→ **PROBLEM DETAILS**:
In the listing that follows, count the lines holding the word "messages" and report only that number.

→ **PROVIDED DATA**:
---*---
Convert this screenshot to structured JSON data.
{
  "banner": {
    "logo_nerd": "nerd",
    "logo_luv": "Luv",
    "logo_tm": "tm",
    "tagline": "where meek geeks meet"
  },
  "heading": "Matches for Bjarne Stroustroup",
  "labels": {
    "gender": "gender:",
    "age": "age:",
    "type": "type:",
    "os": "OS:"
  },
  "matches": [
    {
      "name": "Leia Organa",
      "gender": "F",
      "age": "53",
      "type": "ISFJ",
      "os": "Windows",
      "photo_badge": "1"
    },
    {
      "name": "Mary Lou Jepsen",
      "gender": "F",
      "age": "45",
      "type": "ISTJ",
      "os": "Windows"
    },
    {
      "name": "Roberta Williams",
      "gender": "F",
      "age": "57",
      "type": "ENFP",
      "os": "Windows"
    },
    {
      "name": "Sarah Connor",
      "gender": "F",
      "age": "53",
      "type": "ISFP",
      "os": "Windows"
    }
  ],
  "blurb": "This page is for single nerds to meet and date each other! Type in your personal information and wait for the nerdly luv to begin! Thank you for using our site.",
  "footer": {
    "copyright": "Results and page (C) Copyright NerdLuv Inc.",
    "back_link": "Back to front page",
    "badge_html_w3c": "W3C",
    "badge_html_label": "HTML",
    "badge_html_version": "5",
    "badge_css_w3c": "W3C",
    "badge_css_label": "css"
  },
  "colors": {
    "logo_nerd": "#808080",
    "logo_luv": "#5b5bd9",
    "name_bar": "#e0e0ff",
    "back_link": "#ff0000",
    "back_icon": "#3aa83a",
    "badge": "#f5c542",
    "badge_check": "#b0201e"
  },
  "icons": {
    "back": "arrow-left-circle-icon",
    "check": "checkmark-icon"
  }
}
---*---
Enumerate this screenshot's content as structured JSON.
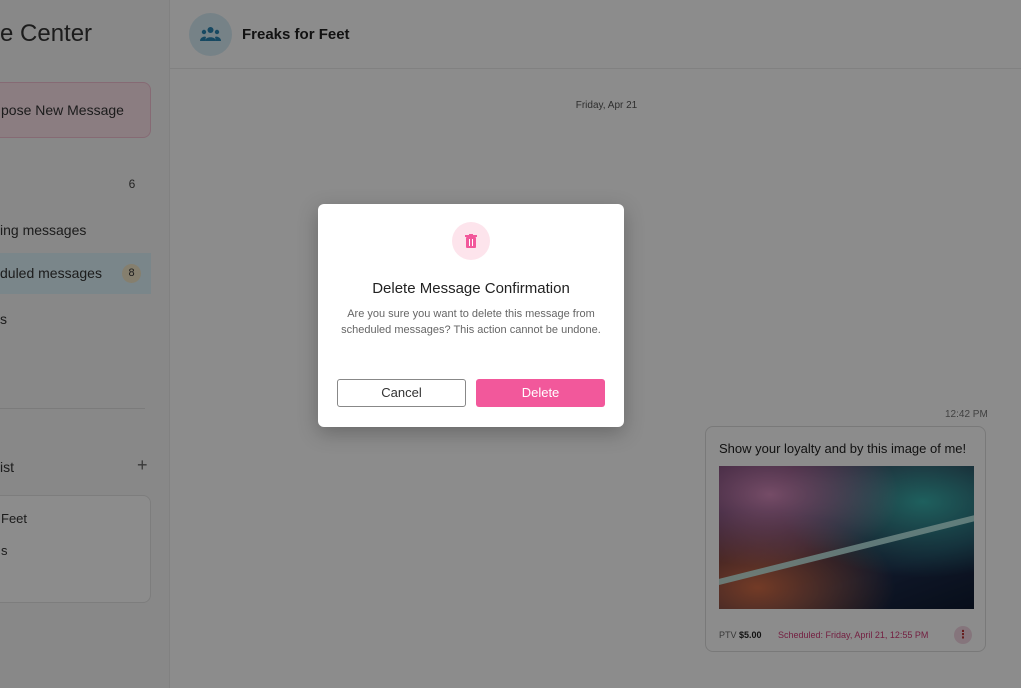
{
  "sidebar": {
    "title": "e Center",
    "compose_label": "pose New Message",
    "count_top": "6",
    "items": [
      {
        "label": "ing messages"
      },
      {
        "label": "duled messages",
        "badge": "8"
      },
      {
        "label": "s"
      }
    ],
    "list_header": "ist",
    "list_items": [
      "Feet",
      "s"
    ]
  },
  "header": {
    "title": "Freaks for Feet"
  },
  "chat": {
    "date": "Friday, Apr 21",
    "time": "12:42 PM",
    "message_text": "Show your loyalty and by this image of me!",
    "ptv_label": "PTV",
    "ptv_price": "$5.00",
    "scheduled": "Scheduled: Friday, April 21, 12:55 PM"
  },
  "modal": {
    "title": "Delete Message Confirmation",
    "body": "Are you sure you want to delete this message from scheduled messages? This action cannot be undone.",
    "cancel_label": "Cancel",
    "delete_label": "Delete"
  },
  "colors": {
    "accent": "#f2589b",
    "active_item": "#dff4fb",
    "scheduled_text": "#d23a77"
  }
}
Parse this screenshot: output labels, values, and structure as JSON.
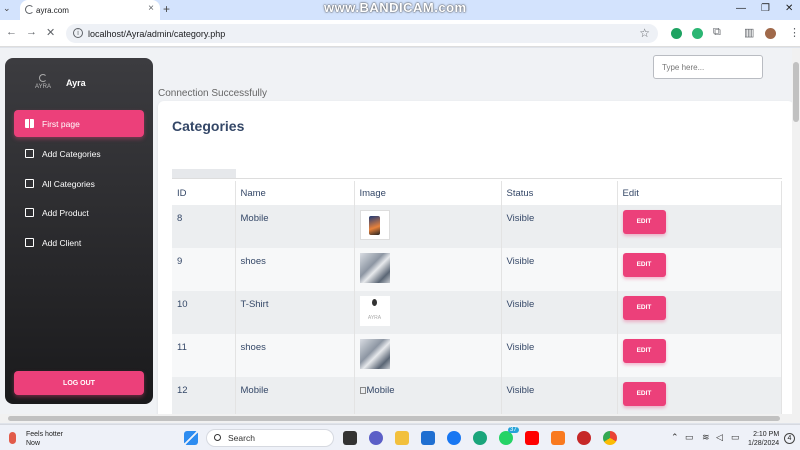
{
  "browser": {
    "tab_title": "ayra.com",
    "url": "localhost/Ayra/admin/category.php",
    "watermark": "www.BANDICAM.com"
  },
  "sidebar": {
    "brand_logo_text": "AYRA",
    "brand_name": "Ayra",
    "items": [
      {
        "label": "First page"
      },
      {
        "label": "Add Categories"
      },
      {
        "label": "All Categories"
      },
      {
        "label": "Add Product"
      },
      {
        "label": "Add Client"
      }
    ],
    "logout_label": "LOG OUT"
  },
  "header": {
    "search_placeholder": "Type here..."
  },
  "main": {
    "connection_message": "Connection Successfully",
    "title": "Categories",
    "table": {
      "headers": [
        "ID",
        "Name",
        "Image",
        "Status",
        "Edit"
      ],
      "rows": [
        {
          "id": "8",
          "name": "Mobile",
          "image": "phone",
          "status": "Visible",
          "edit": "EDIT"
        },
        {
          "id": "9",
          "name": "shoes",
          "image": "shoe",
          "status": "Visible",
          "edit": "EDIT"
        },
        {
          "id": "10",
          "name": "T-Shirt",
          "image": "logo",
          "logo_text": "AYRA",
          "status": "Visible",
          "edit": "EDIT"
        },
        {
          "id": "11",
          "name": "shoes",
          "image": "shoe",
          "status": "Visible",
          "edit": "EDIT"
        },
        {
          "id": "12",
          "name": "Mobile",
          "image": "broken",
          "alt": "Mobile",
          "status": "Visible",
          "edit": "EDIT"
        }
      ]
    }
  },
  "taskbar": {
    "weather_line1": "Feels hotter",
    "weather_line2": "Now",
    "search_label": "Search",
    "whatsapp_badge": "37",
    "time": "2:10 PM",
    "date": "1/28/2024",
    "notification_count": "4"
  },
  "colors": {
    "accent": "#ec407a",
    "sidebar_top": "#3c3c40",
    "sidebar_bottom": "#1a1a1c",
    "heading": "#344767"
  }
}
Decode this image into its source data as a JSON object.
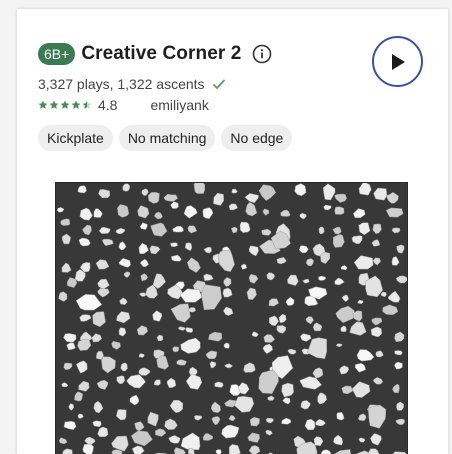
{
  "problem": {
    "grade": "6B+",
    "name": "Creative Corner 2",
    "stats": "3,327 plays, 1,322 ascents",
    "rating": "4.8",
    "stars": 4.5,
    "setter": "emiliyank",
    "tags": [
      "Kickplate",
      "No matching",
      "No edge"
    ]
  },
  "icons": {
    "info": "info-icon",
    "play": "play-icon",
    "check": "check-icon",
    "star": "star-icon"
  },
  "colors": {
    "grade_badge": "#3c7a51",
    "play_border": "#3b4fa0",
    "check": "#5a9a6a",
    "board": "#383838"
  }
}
---*---
→ **FINISHED EXERCISE**:
3